* WHAT YOU HAVE TO DO: Without including the pictures, copy out every line below.

Dataset items:
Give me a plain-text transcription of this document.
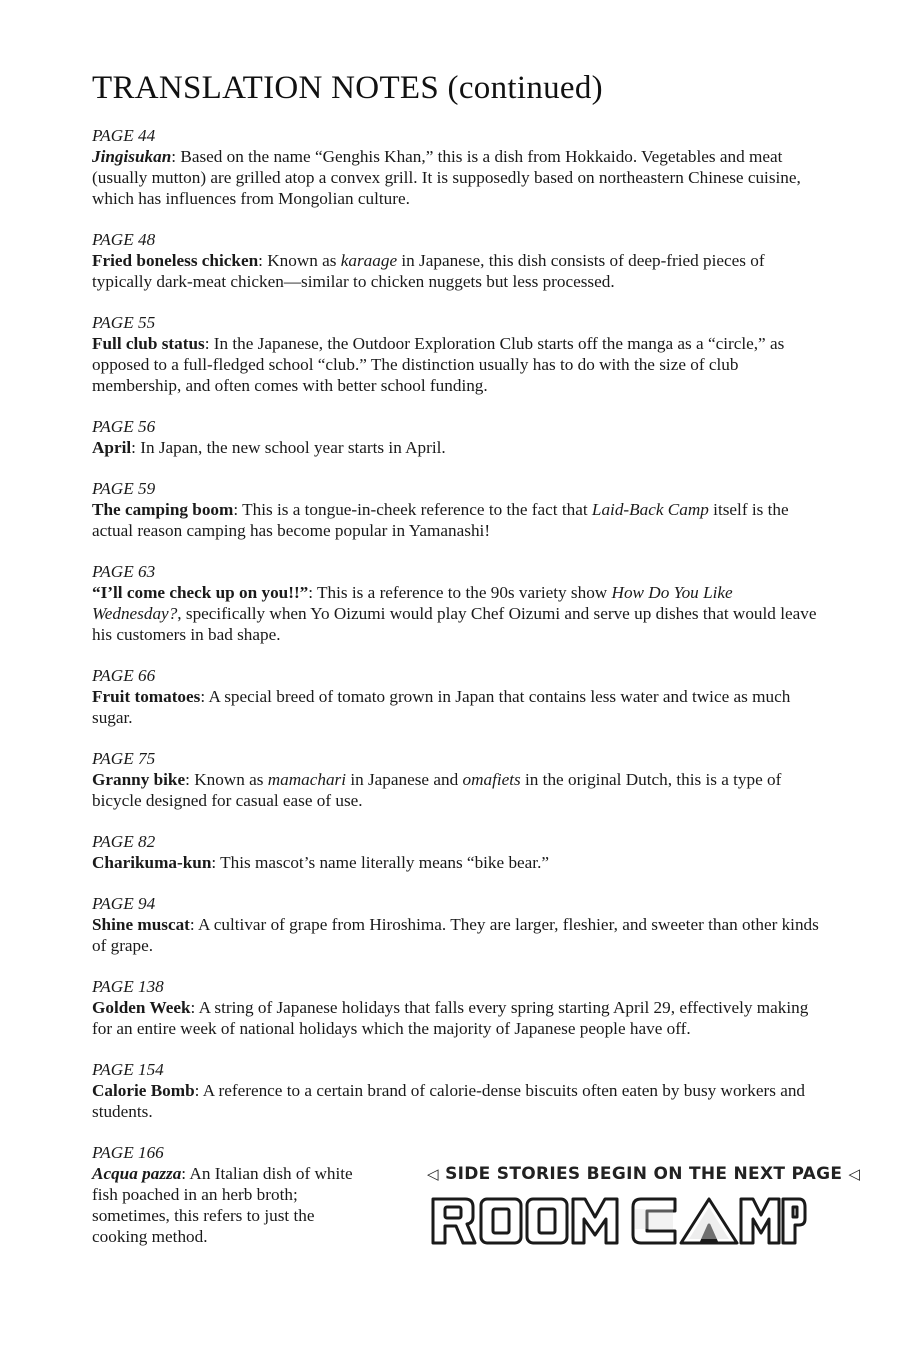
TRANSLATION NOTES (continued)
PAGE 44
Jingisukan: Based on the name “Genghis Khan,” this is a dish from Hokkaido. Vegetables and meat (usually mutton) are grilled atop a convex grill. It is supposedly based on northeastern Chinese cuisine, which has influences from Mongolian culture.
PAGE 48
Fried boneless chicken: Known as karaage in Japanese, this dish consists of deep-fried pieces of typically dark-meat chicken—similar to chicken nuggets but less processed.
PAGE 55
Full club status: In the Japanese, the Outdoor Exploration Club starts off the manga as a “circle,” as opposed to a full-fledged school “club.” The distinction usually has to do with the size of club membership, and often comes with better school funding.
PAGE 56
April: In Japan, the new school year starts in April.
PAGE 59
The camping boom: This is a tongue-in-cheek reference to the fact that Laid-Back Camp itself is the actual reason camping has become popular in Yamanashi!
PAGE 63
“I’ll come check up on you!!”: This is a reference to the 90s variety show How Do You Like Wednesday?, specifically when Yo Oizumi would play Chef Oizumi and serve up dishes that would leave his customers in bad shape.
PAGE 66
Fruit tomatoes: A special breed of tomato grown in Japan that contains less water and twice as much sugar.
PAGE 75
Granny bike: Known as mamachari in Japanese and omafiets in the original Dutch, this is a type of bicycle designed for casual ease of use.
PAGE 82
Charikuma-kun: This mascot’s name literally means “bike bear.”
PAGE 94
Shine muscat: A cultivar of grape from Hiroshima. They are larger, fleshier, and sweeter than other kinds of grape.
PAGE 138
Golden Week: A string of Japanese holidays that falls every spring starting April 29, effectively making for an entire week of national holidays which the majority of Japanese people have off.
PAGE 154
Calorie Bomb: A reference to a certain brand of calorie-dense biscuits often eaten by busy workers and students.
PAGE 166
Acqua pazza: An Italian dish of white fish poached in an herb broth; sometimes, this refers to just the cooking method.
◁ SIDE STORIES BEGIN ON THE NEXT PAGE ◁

* SOLUTION TO THIS EXERCISE:
Give me a plain-text transcription of this document.
TRANSLATION NOTES (continued)
PAGE 44
Jingisukan: Based on the name “Genghis Khan,” this is a dish from Hokkaido. Vegetables and meat (usually mutton) are grilled atop a convex grill. It is supposedly based on northeastern Chinese cuisine, which has influences from Mongolian culture.
PAGE 48
Fried boneless chicken: Known as karaage in Japanese, this dish consists of deep-fried pieces of typically dark-meat chicken—similar to chicken nuggets but less processed.
PAGE 55
Full club status: In the Japanese, the Outdoor Exploration Club starts off the manga as a “circle,” as opposed to a full-fledged school “club.” The distinction usually has to do with the size of club membership, and often comes with better school funding.
PAGE 56
April: In Japan, the new school year starts in April.
PAGE 59
The camping boom: This is a tongue-in-cheek reference to the fact that Laid-Back Camp itself is the actual reason camping has become popular in Yamanashi!
PAGE 63
“I’ll come check up on you!!”: This is a reference to the 90s variety show How Do You Like Wednesday?, specifically when Yo Oizumi would play Chef Oizumi and serve up dishes that would leave his customers in bad shape.
PAGE 66
Fruit tomatoes: A special breed of tomato grown in Japan that contains less water and twice as much sugar.
PAGE 75
Granny bike: Known as mamachari in Japanese and omafiets in the original Dutch, this is a type of bicycle designed for casual ease of use.
PAGE 82
Charikuma-kun: This mascot’s name literally means “bike bear.”
PAGE 94
Shine muscat: A cultivar of grape from Hiroshima. They are larger, fleshier, and sweeter than other kinds of grape.
PAGE 138
Golden Week: A string of Japanese holidays that falls every spring starting April 29, effectively making for an entire week of national holidays which the majority of Japanese people have off.
PAGE 154
Calorie Bomb: A reference to a certain brand of calorie-dense biscuits often eaten by busy workers and students.
PAGE 166
Acqua pazza: An Italian dish of white fish poached in an herb broth; sometimes, this refers to just the cooking method.
◁ SIDE STORIES BEGIN ON THE NEXT PAGE ◁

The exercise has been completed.